Required work → Can you transcribe every record below exactly as it appears?

┌──

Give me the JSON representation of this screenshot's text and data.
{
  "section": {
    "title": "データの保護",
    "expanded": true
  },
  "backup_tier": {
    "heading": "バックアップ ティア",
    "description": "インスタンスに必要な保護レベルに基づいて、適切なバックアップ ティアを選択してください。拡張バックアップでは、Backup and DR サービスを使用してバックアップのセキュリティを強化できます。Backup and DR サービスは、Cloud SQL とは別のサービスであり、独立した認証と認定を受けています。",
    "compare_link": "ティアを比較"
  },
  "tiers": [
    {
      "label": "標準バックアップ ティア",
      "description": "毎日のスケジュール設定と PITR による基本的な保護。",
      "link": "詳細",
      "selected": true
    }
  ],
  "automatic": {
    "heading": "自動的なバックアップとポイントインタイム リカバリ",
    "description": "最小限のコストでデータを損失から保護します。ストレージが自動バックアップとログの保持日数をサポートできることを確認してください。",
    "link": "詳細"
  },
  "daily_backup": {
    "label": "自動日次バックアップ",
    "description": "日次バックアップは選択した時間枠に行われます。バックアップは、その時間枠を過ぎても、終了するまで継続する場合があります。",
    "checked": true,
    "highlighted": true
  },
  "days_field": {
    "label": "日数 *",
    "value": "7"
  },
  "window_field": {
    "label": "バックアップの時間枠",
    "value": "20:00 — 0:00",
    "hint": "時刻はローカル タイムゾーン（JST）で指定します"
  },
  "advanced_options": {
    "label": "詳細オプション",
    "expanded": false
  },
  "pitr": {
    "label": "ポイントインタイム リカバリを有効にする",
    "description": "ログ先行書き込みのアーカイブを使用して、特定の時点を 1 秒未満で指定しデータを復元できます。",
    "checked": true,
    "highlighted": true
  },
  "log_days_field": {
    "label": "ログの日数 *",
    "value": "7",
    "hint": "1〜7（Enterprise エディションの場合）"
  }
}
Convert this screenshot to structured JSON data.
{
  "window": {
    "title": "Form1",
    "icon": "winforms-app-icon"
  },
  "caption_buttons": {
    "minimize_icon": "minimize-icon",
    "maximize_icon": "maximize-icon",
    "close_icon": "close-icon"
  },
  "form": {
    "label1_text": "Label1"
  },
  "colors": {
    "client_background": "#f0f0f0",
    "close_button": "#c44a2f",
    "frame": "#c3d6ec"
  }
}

└──

Right answer →
Give me the JSON representation of this screenshot's text and data.
{
  "section": {
    "title": "データの保護",
    "expanded": true
  },
  "backup_tier": {
    "heading": "バックアップ ティア",
    "description": "インスタンスに必要な保護レベルに基づいて、適切なバックアップ ティアを選択してください。拡張バックアップでは、Backup and DR サービスを使用してバックアップのセキュリティを強化できます。Backup and DR サービスは、Cloud SQL とは別のサービスであり、独立した認証と認定を受けています。",
    "compare_link": "ティアを比較"
  },
  "tiers": [
    {
      "label": "標準バックアップ ティア",
      "description": "毎日のスケジュール設定と PITR による基本的な保護。",
      "link": "詳細",
      "selected": true
    }
  ],
  "automatic": {
    "heading": "自動的なバックアップとポイントインタイム リカバリ",
    "description": "最小限のコストでデータを損失から保護します。ストレージが自動バックアップとログの保持日数をサポートできることを確認してください。",
    "link": "詳細"
  },
  "daily_backup": {
    "label": "自動日次バックアップ",
    "description": "日次バックアップは選択した時間枠に行われます。バックアップは、その時間枠を過ぎても、終了するまで継続する場合があります。",
    "checked": true,
    "highlighted": true
  },
  "days_field": {
    "label": "日数 *",
    "value": "7"
  },
  "window_field": {
    "label": "バックアップの時間枠",
    "value": "20:00 — 0:00",
    "hint": "時刻はローカル タイムゾーン（JST）で指定します"
  },
  "advanced_options": {
    "label": "詳細オプション",
    "expanded": false
  },
  "pitr": {
    "label": "ポイントインタイム リカバリを有効にする",
    "description": "ログ先行書き込みのアーカイブを使用して、特定の時点を 1 秒未満で指定しデータを復元できます。",
    "checked": true,
    "highlighted": true
  },
  "log_days_field": {
    "label": "ログの日数 *",
    "value": "7",
    "hint": "1〜7（Enterprise エディションの場合）"
  }
}
Convert this screenshot to structured JSON data.
{
  "window": {
    "title": "Form1",
    "icon": "winforms-app-icon"
  },
  "caption_buttons": {
    "minimize_icon": "minimize-icon",
    "maximize_icon": "maximize-icon",
    "close_icon": "close-icon"
  },
  "form": {
    "label1_text": "Label1"
  },
  "colors": {
    "client_background": "#f0f0f0",
    "close_button": "#c44a2f",
    "frame": "#c3d6ec"
  }
}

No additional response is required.